**Exercise:** Wherever a line in the data below holds "vivo", copy that line.

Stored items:
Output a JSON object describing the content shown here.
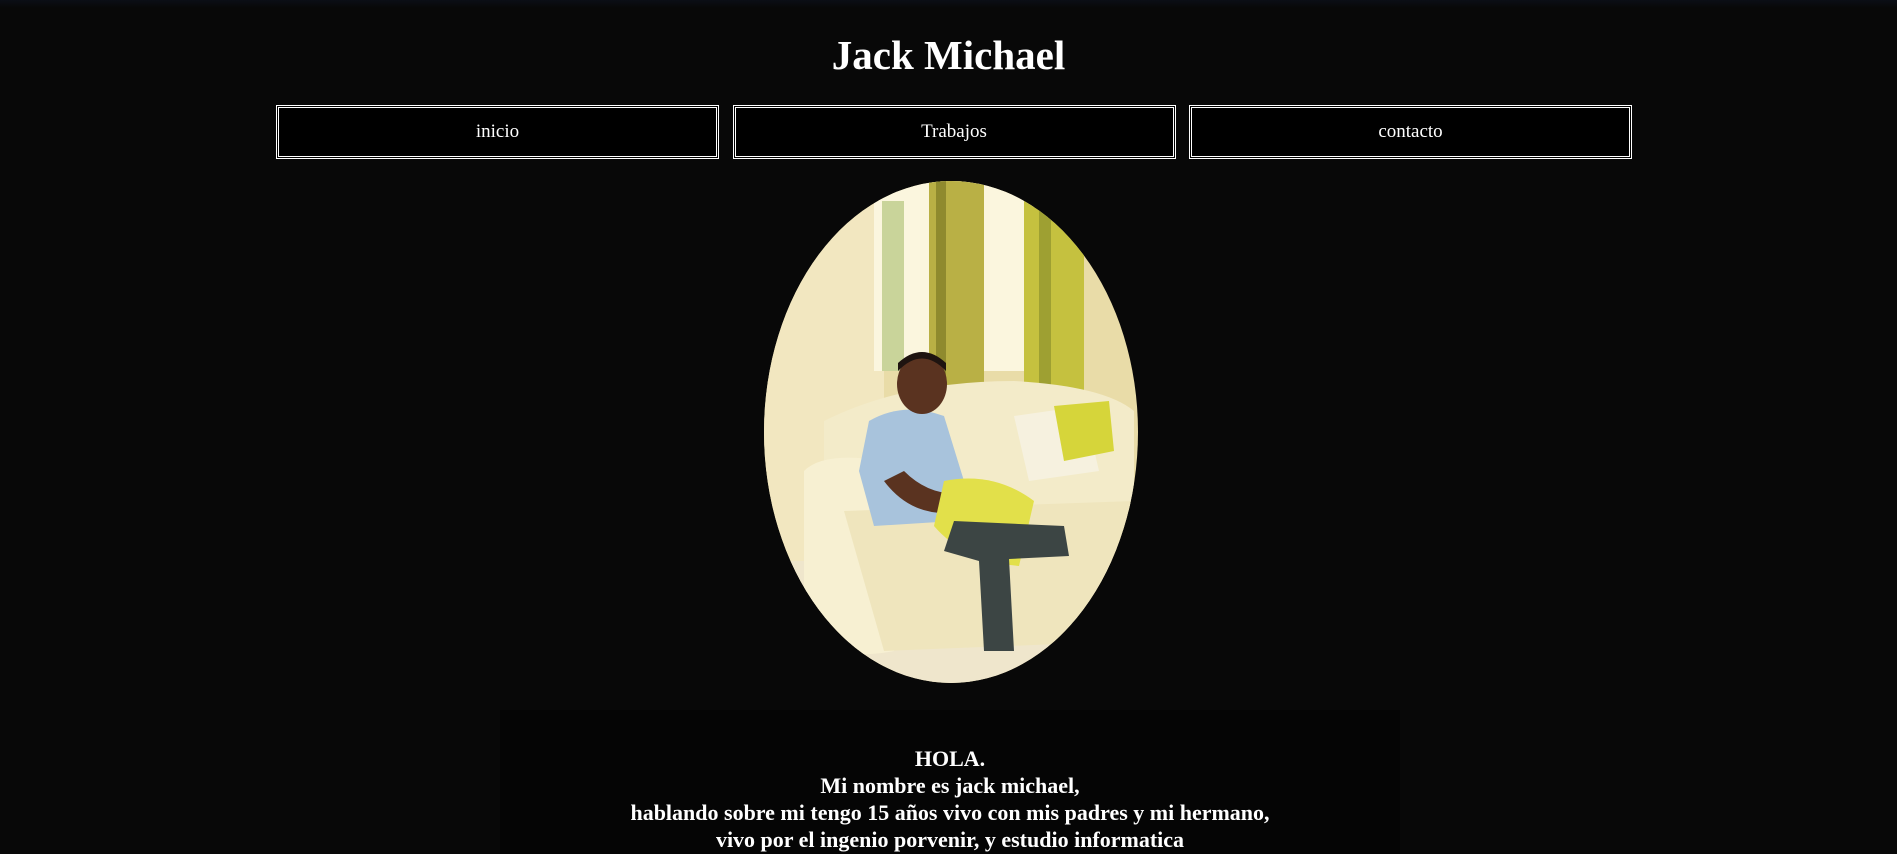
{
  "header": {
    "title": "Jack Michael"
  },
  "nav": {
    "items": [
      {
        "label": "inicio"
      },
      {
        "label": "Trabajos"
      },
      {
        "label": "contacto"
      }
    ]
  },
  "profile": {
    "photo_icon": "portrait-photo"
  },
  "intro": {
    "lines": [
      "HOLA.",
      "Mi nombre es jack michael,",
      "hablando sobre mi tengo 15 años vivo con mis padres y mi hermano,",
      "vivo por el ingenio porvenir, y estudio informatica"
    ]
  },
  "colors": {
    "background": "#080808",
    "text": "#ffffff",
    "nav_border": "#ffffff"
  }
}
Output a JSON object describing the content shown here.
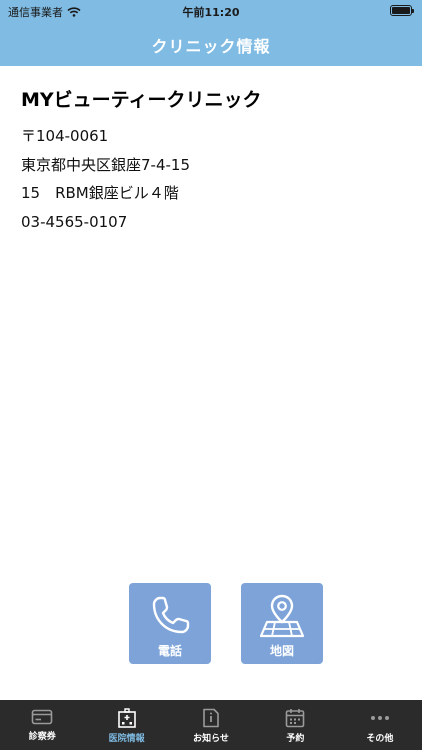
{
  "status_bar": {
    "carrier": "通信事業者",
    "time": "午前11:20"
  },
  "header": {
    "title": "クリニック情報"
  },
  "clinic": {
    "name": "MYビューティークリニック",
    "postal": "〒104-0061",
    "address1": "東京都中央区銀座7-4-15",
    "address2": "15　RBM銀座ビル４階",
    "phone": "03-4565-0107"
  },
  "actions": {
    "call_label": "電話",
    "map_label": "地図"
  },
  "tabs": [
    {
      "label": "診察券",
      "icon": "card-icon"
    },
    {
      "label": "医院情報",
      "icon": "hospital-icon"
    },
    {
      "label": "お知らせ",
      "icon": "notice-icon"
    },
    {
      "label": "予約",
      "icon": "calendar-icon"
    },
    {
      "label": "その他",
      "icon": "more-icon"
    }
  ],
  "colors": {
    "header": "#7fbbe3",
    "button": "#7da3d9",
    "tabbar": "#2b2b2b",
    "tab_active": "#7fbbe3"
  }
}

**Expected answer:**
      "hablando sobre mi tengo 15 años vivo con mis padres y mi hermano,",
      "vivo por el ingenio porvenir, y estudio informatica"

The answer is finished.